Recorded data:
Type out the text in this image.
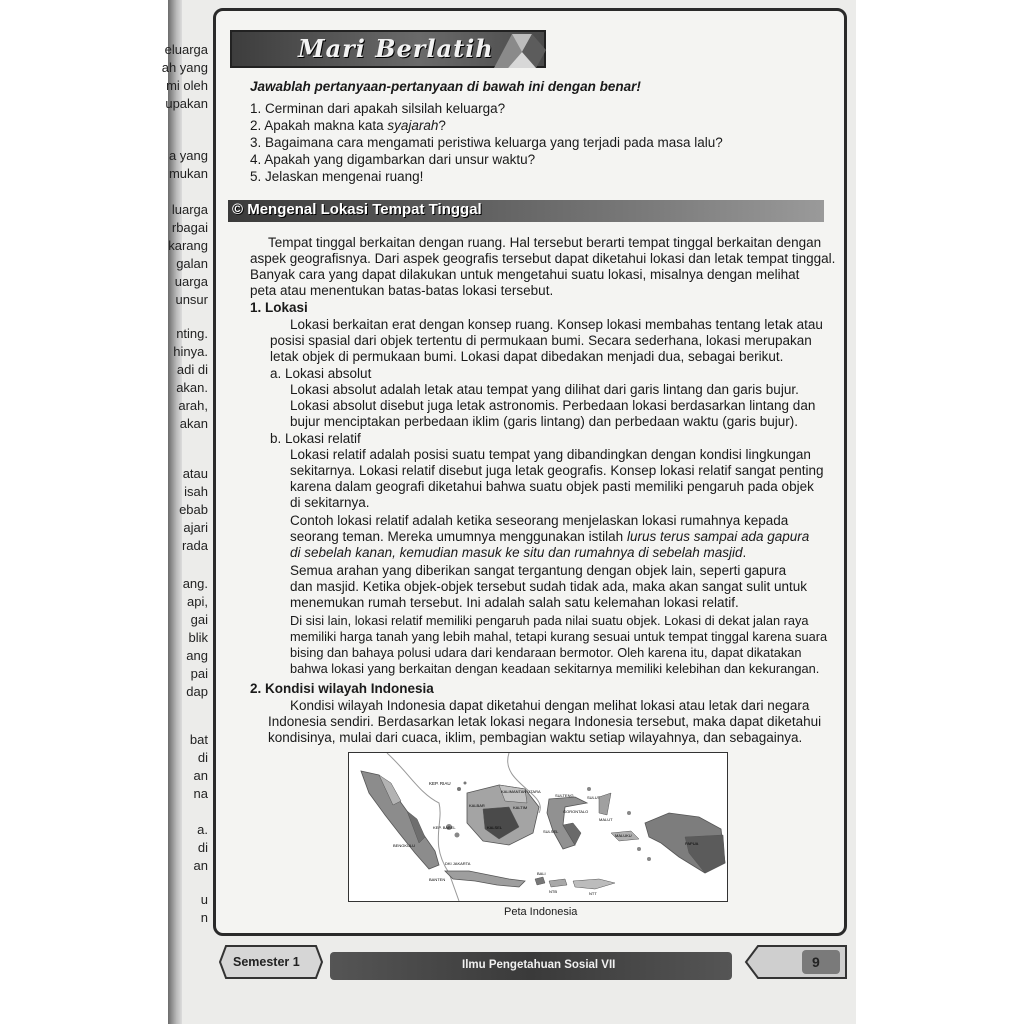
eluarga
ah yang
mi oleh
upakan
a yang
mukan
luarga
rbagai
karang
galan
uarga
unsur
nting.
hinya.
adi di
akan.
arah,
akan
atau
isah
ebab
ajari
rada
ang.
api,
gai
blik
ang
pai
dap
bat
di
an
na
a.
di
an
u
n
Mari Berlatih
Jawablah pertanyaan-pertanyaan di bawah ini dengan benar!
1. Cerminan dari apakah silsilah keluarga?
2. Apakah makna kata syajarah?
3. Bagaimana cara mengamati peristiwa keluarga yang terjadi pada masa lalu?
4. Apakah yang digambarkan dari unsur waktu?
5. Jelaskan mengenai ruang!
© Mengenal Lokasi Tempat Tinggal
Tempat tinggal berkaitan dengan ruang. Hal tersebut berarti tempat tinggal berkaitan dengan
aspek geografisnya. Dari aspek geografis tersebut dapat diketahui lokasi dan letak tempat tinggal.
Banyak cara yang dapat dilakukan untuk mengetahui suatu lokasi, misalnya dengan melihat
peta atau menentukan batas-batas lokasi tersebut.
1. Lokasi
Lokasi berkaitan erat dengan konsep ruang. Konsep lokasi membahas tentang letak atau
posisi spasial dari objek tertentu di permukaan bumi. Secara sederhana, lokasi merupakan
letak objek di permukaan bumi. Lokasi dapat dibedakan menjadi dua, sebagai berikut.
a. Lokasi absolut
Lokasi absolut adalah letak atau tempat yang dilihat dari garis lintang dan garis bujur.
Lokasi absolut disebut juga letak astronomis. Perbedaan lokasi berdasarkan lintang dan
bujur menciptakan perbedaan iklim (garis lintang) dan perbedaan waktu (garis bujur).
b. Lokasi relatif
Lokasi relatif adalah posisi suatu tempat yang dibandingkan dengan kondisi lingkungan
sekitarnya. Lokasi relatif disebut juga letak geografis. Konsep lokasi relatif sangat penting
karena dalam geografi diketahui bahwa suatu objek pasti memiliki pengaruh pada objek
di sekitarnya.
Contoh lokasi relatif adalah ketika seseorang menjelaskan lokasi rumahnya kepada
seorang teman. Mereka umumnya menggunakan istilah lurus terus sampai ada gapura
di sebelah kanan, kemudian masuk ke situ dan rumahnya di sebelah masjid.
Semua arahan yang diberikan sangat tergantung dengan objek lain, seperti gapura
dan masjid. Ketika objek-objek tersebut sudah tidak ada, maka akan sangat sulit untuk
menemukan rumah tersebut. Ini adalah salah satu kelemahan lokasi relatif.
Di sisi lain, lokasi relatif memiliki pengaruh pada nilai suatu objek. Lokasi di dekat jalan raya
memiliki harga tanah yang lebih mahal, tetapi kurang sesuai untuk tempat tinggal karena suara
bising dan bahaya polusi udara dari kendaraan bermotor. Oleh karena itu, dapat dikatakan
bahwa lokasi yang berkaitan dengan keadaan sekitarnya memiliki kelebihan dan kekurangan.
2. Kondisi wilayah Indonesia
Kondisi wilayah Indonesia dapat diketahui dengan melihat lokasi atau letak dari negara
Indonesia sendiri. Berdasarkan letak lokasi negara Indonesia tersebut, maka dapat diketahui
kondisinya, mulai dari cuaca, iklim, pembagian waktu setiap wilayahnya, dan sebagainya.
KEP. RIAU
KALIMANTAN UTARA
SULTENG	SULUT
GORONTALO
MALUT
KALBAR	KALTIM
KEP. BABEL	KALSEL
SULSEL
MALUKU
PAPUA
BENGKULU
DKI JAKARTA
BANTEN
BALI
NTB	NTT
Peta Indonesia
Semester 1	Ilmu Pengetahuan Sosial VII	9
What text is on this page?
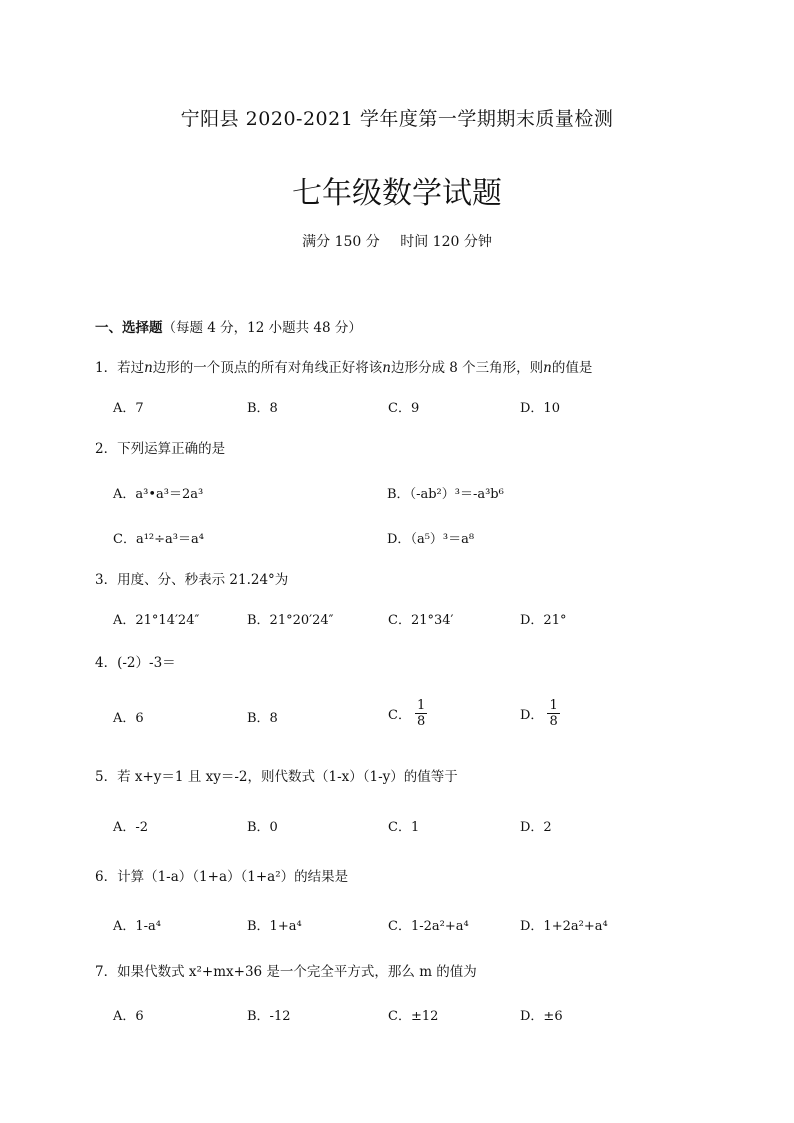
宁阳县 2020-2021 学年度第一学期期末质量检测
七年级数学试题
满分 150 分 时间 120 分钟
一、选择题（每题 4 分，12 小题共 48 分）
1．若过n边形的一个顶点的所有对角线正好将该n边形分成 8 个三角形，则n的值是
A．7	B．8	C．9	D．10
2．下列运算正确的是
A．a³•a³＝2a³	B．（-ab²）³＝-a³b⁶
C．a¹²÷a³＝a⁴	D．（a⁵）³＝a⁸
3．用度、分、秒表示 21.24°为
A．21°14′24″	B．21°20′24″	C．21°34′	D．21°
4．(-2）-3＝
A．6	B．8	C． $\frac{1}{8}$	D． $\frac{1}{8}$
5．若 x+y＝1 且 xy＝-2，则代数式（1-x）（1-y）的值等于
A．-2	B．0	C．1	D．2
6．计算（1-a）（1+a）（1+a²）的结果是
A．1-a⁴	B．1+a⁴	C．1-2a²+a⁴	D．1+2a²+a⁴
7．如果代数式 x²+mx+36 是一个完全平方式，那么 m 的值为
A．6	B．-12	C．±12	D．±6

Task description: Output all of the data exactly as it stands, minus any images.

Response:
Type out the text in this image.
eluarga
ah yang
mi oleh
upakan
a yang
mukan
luarga
rbagai
karang
galan
uarga
unsur
nting.
hinya.
adi di
akan.
arah,
akan
atau
isah
ebab
ajari
rada
ang.
api,
gai
blik
ang
pai
dap
bat
di
an
na
a.
di
an
u
n
Mari Berlatih
Jawablah pertanyaan-pertanyaan di bawah ini dengan benar!
1. Cerminan dari apakah silsilah keluarga?
2. Apakah makna kata syajarah?
3. Bagaimana cara mengamati peristiwa keluarga yang terjadi pada masa lalu?
4. Apakah yang digambarkan dari unsur waktu?
5. Jelaskan mengenai ruang!
© Mengenal Lokasi Tempat Tinggal
Tempat tinggal berkaitan dengan ruang. Hal tersebut berarti tempat tinggal berkaitan dengan
aspek geografisnya. Dari aspek geografis tersebut dapat diketahui lokasi dan letak tempat tinggal.
Banyak cara yang dapat dilakukan untuk mengetahui suatu lokasi, misalnya dengan melihat
peta atau menentukan batas-batas lokasi tersebut.
1. Lokasi
Lokasi berkaitan erat dengan konsep ruang. Konsep lokasi membahas tentang letak atau
posisi spasial dari objek tertentu di permukaan bumi. Secara sederhana, lokasi merupakan
letak objek di permukaan bumi. Lokasi dapat dibedakan menjadi dua, sebagai berikut.
a. Lokasi absolut
Lokasi absolut adalah letak atau tempat yang dilihat dari garis lintang dan garis bujur.
Lokasi absolut disebut juga letak astronomis. Perbedaan lokasi berdasarkan lintang dan
bujur menciptakan perbedaan iklim (garis lintang) dan perbedaan waktu (garis bujur).
b. Lokasi relatif
Lokasi relatif adalah posisi suatu tempat yang dibandingkan dengan kondisi lingkungan
sekitarnya. Lokasi relatif disebut juga letak geografis. Konsep lokasi relatif sangat penting
karena dalam geografi diketahui bahwa suatu objek pasti memiliki pengaruh pada objek
di sekitarnya.
Contoh lokasi relatif adalah ketika seseorang menjelaskan lokasi rumahnya kepada
seorang teman. Mereka umumnya menggunakan istilah lurus terus sampai ada gapura
di sebelah kanan, kemudian masuk ke situ dan rumahnya di sebelah masjid.
Semua arahan yang diberikan sangat tergantung dengan objek lain, seperti gapura
dan masjid. Ketika objek-objek tersebut sudah tidak ada, maka akan sangat sulit untuk
menemukan rumah tersebut. Ini adalah salah satu kelemahan lokasi relatif.
Di sisi lain, lokasi relatif memiliki pengaruh pada nilai suatu objek. Lokasi di dekat jalan raya
memiliki harga tanah yang lebih mahal, tetapi kurang sesuai untuk tempat tinggal karena suara
bising dan bahaya polusi udara dari kendaraan bermotor. Oleh karena itu, dapat dikatakan
bahwa lokasi yang berkaitan dengan keadaan sekitarnya memiliki kelebihan dan kekurangan.
2. Kondisi wilayah Indonesia
Kondisi wilayah Indonesia dapat diketahui dengan melihat lokasi atau letak dari negara
Indonesia sendiri. Berdasarkan letak lokasi negara Indonesia tersebut, maka dapat diketahui
kondisinya, mulai dari cuaca, iklim, pembagian waktu setiap wilayahnya, dan sebagainya.
KEP. RIAU
KALIMANTAN UTARA
SULTENG	SULUT
GORONTALO
MALUT
KALBAR	KALTIM
KEP. BABEL	KALSEL
SULSEL
MALUKU
PAPUA
BENGKULU
DKI JAKARTA
BANTEN
BALI
NTB	NTT
Peta Indonesia
Semester 1	Ilmu Pengetahuan Sosial VII	9
What text is on this page?
宁阳县 2020-2021 学年度第一学期期末质量检测
七年级数学试题
满分 150 分 时间 120 分钟
一、选择题（每题 4 分，12 小题共 48 分）
1．若过n边形的一个顶点的所有对角线正好将该n边形分成 8 个三角形，则n的值是
A．7	B．8	C．9	D．10
2．下列运算正确的是
A．a³•a³＝2a³	B．（-ab²）³＝-a³b⁶
C．a¹²÷a³＝a⁴	D．（a⁵）³＝a⁸
3．用度、分、秒表示 21.24°为
A．21°14′24″	B．21°20′24″	C．21°34′	D．21°
4．(-2）-3＝
A．6	B．8	C． $\frac{1}{8}$	D． $\frac{1}{8}$
5．若 x+y＝1 且 xy＝-2，则代数式（1-x）（1-y）的值等于
A．-2	B．0	C．1	D．2
6．计算（1-a）（1+a）（1+a²）的结果是
A．1-a⁴	B．1+a⁴	C．1-2a²+a⁴	D．1+2a²+a⁴
7．如果代数式 x²+mx+36 是一个完全平方式，那么 m 的值为
A．6	B．-12	C．±12	D．±6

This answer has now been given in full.